• **PROBLEM DESCRIPTION**
Quote the records that follow in full and exactly; leave out the pictures.

• **DATA EXTRACT**
_ _ _
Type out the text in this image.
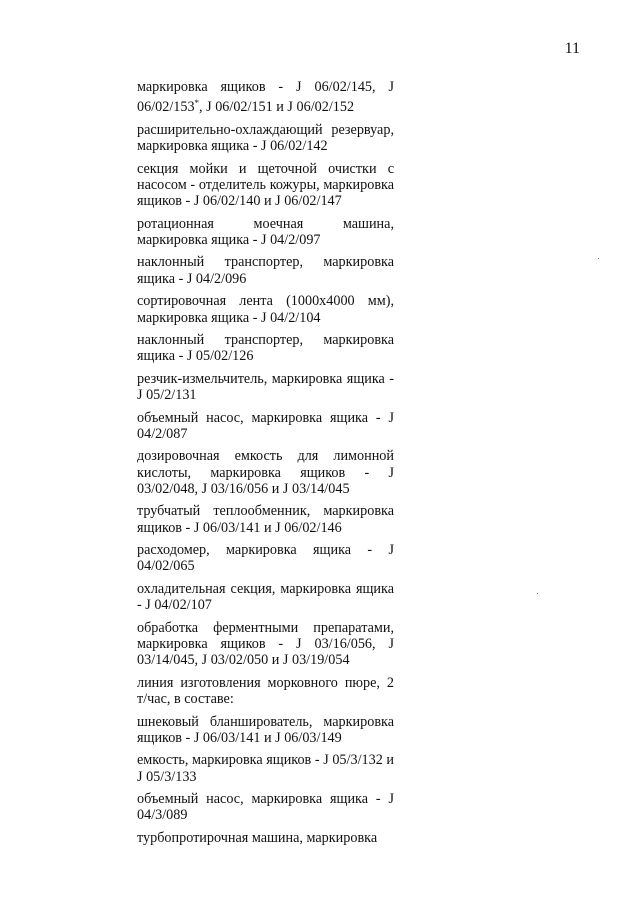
11

маркировка ящиков - J 06/02/145, J 06/02/153*, J 06/02/151 и J 06/02/152

расширительно-охлаждающий резервуар, маркировка ящика - J 06/02/142

секция мойки и щеточной очистки с насосом - отделитель кожуры, маркировка ящиков - J 06/02/140 и J 06/02/147

ротационная моечная машина, маркировка ящика - J 04/2/097

наклонный транспортер, маркировка ящика - J 04/2/096

сортировочная лента (1000x4000 мм), маркировка ящика - J 04/2/104

наклонный транспортер, маркировка ящика - J 05/02/126

резчик-измельчитель, маркировка ящика - J 05/2/131

объемный насос, маркировка ящика - J 04/2/087

дозировочная емкость для лимонной кислоты, маркировка ящиков - J 03/02/048, J 03/16/056 и J 03/14/045

трубчатый теплообменник, маркировка ящиков - J 06/03/141 и J 06/02/146

расходомер, маркировка ящика - J 04/02/065

охладительная секция, маркировка ящика - J 04/02/107

обработка ферментными препаратами, маркировка ящиков - J 03/16/056, J 03/14/045, J 03/02/050 и J 03/19/054

линия изготовления морковного пюре, 2 т/час, в составе:

шнековый бланширователь, маркировка ящиков - J 06/03/141 и J 06/03/149

емкость, маркировка ящиков - J 05/3/132 и J 05/3/133

объемный насос, маркировка ящика - J 04/3/089

турбопротирочная машина, маркировка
_ _ _
• **TASK ANSWER**
Type out the text in this image.
11

маркировка ящиков - J 06/02/145, J 06/02/153*, J 06/02/151 и J 06/02/152

расширительно-охлаждающий резервуар, маркировка ящика - J 06/02/142

секция мойки и щеточной очистки с насосом - отделитель кожуры, маркировка ящиков - J 06/02/140 и J 06/02/147

ротационная моечная машина, маркировка ящика - J 04/2/097

наклонный транспортер, маркировка ящика - J 04/2/096

сортировочная лента (1000x4000 мм), маркировка ящика - J 04/2/104

наклонный транспортер, маркировка ящика - J 05/02/126

резчик-измельчитель, маркировка ящика - J 05/2/131

объемный насос, маркировка ящика - J 04/2/087

дозировочная емкость для лимонной кислоты, маркировка ящиков - J 03/02/048, J 03/16/056 и J 03/14/045

трубчатый теплообменник, маркировка ящиков - J 06/03/141 и J 06/02/146

расходомер, маркировка ящика - J 04/02/065

охладительная секция, маркировка ящика - J 04/02/107

обработка ферментными препаратами, маркировка ящиков - J 03/16/056, J 03/14/045, J 03/02/050 и J 03/19/054

линия изготовления морковного пюре, 2 т/час, в составе:

шнековый бланширователь, маркировка ящиков - J 06/03/141 и J 06/03/149

емкость, маркировка ящиков - J 05/3/132 и J 05/3/133

объемный насос, маркировка ящика - J 04/3/089

турбопротирочная машина, маркировка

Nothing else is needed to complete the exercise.